* begin *

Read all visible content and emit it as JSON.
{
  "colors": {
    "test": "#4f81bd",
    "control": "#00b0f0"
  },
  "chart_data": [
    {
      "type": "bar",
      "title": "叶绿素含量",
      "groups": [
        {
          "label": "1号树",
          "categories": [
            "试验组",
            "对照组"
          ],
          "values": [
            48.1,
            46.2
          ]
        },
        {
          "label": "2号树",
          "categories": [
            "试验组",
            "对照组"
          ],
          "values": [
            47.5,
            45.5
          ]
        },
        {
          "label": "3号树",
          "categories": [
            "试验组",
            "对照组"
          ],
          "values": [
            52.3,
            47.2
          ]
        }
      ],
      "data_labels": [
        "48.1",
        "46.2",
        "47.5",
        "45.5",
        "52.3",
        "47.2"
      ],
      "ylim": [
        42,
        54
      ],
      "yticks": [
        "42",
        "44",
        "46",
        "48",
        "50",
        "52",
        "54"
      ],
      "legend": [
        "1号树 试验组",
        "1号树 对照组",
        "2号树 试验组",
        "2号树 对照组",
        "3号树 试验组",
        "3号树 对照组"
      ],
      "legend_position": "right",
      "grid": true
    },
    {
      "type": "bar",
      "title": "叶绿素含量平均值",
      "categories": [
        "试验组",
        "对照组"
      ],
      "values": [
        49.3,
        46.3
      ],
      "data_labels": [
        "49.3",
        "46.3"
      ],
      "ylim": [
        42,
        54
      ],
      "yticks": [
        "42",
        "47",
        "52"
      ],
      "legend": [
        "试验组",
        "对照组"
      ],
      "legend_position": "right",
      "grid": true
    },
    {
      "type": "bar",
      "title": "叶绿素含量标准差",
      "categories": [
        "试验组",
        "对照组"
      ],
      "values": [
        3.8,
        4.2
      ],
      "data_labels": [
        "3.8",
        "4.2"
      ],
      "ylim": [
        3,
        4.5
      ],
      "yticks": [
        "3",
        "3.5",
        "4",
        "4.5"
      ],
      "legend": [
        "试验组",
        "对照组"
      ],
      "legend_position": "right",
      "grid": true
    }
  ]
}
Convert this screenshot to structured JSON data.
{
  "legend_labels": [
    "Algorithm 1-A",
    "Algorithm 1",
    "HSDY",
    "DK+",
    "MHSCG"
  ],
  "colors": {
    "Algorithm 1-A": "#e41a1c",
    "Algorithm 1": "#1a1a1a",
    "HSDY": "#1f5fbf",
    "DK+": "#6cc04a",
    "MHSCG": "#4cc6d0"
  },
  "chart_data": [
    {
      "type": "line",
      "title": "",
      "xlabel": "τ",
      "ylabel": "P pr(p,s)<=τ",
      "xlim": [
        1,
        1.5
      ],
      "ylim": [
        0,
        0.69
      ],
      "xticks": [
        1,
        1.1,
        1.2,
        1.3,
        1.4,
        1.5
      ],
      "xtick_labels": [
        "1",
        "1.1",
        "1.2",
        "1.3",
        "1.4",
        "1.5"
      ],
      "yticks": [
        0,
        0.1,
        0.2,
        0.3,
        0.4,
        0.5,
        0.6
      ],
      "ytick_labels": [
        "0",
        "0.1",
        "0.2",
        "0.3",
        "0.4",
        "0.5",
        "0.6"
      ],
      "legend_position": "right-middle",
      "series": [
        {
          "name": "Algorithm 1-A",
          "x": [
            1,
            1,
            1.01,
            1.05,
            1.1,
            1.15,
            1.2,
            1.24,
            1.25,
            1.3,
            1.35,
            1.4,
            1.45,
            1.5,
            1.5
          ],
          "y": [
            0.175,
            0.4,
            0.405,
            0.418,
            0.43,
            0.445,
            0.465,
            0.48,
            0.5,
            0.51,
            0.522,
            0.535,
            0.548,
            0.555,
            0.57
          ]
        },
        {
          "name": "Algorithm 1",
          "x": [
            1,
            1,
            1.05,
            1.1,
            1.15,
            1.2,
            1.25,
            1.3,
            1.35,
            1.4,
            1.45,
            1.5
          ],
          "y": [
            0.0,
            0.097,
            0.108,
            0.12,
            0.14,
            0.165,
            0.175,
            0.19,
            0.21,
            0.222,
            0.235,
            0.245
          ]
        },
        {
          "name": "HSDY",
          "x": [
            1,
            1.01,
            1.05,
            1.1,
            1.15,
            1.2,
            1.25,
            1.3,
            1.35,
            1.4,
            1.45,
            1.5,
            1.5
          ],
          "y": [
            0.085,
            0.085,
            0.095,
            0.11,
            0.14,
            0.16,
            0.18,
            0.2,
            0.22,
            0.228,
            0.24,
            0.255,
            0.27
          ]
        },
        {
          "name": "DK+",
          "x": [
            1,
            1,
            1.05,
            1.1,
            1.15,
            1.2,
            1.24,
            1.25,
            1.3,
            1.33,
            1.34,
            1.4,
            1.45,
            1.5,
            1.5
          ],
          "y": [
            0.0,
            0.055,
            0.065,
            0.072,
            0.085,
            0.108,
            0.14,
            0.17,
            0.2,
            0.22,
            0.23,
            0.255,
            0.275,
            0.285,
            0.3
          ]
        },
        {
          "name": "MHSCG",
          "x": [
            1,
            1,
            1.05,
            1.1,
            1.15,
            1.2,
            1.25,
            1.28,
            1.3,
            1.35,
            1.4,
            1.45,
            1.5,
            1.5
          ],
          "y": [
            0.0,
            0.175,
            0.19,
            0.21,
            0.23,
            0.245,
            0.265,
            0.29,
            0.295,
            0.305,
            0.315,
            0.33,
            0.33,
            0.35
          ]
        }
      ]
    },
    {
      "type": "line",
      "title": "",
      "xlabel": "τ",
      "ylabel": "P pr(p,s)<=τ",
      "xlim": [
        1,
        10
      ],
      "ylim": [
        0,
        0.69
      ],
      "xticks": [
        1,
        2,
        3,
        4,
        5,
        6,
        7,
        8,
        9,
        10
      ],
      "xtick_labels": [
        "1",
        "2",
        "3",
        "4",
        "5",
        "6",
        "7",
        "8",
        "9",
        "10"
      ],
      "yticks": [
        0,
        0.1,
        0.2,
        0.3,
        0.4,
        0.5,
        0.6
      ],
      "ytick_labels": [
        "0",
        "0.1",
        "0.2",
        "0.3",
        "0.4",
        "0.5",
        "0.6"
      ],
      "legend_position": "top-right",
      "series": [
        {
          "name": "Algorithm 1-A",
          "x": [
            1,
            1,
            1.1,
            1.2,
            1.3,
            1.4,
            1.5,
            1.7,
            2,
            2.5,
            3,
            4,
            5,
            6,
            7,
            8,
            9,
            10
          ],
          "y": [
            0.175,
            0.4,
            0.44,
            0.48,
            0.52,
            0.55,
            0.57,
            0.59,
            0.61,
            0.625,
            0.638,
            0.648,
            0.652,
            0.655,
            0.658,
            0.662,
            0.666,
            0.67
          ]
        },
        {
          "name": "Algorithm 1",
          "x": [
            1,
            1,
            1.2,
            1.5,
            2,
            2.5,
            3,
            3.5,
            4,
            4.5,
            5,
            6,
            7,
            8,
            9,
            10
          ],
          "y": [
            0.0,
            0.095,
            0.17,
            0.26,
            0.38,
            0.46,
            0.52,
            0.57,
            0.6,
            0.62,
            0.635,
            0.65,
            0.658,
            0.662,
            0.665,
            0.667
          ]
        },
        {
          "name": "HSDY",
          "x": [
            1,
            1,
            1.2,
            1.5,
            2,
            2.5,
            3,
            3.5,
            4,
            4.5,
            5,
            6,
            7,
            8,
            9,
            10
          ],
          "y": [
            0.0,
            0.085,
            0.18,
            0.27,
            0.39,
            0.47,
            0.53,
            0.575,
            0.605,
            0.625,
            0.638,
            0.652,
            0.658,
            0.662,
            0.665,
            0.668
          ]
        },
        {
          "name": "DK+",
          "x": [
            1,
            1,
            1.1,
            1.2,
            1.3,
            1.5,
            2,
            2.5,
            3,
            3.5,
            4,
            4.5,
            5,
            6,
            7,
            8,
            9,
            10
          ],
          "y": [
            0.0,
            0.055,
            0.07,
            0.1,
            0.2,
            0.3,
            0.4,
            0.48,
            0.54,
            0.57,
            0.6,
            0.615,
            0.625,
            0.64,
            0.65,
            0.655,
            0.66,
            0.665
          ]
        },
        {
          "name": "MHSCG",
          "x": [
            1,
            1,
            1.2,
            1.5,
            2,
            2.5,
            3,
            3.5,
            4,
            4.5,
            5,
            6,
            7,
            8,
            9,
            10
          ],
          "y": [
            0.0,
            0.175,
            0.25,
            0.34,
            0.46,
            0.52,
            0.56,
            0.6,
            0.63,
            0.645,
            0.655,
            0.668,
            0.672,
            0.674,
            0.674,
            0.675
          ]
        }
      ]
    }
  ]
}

* end *

— Aim —
How many lines of the records contain the string "title"? Respond with the number alone.

— Output of the task —
5